## GOAL
Look below. Copy each line that has "JSON" in it.

=== EXERCISE MATERIALS ===

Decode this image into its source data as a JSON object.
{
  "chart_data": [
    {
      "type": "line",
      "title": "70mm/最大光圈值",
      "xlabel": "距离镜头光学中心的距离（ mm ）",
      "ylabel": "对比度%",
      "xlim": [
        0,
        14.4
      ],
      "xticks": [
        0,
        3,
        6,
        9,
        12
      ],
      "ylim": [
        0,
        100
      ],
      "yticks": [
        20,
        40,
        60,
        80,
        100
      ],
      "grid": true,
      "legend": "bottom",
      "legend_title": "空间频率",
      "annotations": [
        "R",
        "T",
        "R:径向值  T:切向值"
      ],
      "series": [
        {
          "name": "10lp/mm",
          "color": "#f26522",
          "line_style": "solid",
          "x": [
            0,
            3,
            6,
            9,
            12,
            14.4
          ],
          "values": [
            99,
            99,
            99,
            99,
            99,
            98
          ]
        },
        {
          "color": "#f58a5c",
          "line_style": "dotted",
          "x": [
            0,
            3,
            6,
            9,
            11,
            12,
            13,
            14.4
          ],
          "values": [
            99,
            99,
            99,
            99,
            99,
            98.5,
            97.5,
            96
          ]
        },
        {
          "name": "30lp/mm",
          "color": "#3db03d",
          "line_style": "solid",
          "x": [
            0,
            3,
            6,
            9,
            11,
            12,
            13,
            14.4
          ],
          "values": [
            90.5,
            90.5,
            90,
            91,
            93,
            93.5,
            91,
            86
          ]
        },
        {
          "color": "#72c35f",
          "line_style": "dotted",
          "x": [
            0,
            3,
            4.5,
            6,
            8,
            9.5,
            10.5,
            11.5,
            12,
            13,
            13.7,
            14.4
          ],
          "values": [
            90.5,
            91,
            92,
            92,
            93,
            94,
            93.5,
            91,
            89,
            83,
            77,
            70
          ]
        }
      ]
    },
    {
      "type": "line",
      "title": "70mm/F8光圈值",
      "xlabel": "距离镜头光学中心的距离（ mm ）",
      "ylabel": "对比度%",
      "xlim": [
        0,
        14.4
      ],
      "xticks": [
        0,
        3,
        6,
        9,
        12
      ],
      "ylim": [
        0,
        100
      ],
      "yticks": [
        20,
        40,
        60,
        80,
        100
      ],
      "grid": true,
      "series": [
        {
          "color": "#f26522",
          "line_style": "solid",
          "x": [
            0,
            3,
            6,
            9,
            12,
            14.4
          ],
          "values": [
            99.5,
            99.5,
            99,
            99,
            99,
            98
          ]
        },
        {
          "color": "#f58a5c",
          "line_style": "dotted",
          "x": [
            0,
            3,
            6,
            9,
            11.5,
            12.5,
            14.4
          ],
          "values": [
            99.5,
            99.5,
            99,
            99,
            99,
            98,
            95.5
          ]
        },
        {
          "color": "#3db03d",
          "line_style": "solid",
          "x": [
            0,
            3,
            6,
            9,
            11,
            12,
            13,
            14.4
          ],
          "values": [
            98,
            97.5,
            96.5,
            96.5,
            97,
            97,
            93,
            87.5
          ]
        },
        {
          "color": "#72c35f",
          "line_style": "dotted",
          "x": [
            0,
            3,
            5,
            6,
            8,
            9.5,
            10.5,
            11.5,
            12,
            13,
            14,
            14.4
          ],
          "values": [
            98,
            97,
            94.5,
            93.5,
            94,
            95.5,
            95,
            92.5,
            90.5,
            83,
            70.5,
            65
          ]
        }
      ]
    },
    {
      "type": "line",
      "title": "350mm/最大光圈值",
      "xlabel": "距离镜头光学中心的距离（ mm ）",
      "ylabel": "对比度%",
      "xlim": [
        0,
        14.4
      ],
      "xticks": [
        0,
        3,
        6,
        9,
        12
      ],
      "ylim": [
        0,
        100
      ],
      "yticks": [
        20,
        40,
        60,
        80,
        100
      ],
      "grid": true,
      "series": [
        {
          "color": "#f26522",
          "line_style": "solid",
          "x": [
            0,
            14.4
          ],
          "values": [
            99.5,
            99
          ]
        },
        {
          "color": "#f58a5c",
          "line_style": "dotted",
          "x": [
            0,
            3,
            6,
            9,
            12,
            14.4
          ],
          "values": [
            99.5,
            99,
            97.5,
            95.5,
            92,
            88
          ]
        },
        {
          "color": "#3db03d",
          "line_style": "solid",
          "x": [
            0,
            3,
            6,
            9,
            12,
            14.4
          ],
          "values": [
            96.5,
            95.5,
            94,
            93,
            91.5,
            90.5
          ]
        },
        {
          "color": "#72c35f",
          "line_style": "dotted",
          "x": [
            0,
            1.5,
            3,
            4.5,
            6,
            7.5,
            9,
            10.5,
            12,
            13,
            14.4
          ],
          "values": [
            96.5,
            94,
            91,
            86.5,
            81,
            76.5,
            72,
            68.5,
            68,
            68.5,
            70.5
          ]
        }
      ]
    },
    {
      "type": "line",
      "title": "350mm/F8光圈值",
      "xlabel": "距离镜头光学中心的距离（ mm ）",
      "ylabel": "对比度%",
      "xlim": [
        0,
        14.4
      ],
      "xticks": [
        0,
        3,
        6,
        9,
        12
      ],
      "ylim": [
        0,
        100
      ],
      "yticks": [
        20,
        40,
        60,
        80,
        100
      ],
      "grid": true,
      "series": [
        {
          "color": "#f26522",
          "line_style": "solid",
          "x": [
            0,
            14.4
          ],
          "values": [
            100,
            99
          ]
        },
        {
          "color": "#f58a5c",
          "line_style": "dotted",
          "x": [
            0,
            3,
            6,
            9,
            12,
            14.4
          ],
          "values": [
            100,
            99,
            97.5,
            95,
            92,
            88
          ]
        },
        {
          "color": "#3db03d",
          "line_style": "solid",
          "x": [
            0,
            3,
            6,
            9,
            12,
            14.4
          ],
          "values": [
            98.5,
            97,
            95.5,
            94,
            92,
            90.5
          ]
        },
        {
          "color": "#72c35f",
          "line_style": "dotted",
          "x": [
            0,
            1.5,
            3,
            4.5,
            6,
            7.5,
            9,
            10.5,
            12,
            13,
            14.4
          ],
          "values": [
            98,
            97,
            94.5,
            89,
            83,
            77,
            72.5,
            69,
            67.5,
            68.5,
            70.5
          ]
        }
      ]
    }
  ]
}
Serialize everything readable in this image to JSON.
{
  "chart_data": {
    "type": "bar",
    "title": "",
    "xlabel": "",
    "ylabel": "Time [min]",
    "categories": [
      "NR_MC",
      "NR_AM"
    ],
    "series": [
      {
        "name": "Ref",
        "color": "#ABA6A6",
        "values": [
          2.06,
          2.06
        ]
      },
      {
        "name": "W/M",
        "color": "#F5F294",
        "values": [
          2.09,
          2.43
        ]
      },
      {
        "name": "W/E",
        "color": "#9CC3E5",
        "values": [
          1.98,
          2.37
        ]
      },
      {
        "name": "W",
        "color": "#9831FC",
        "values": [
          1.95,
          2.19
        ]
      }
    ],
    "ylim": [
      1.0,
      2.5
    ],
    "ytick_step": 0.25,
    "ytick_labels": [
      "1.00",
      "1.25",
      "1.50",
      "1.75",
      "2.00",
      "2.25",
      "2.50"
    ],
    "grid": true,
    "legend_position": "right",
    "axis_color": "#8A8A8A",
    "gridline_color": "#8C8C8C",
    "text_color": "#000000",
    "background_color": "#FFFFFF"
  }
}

===

## FINAL RESULT
Decode this image into its source data as a JSON object.
Serialize everything readable in this image to JSON.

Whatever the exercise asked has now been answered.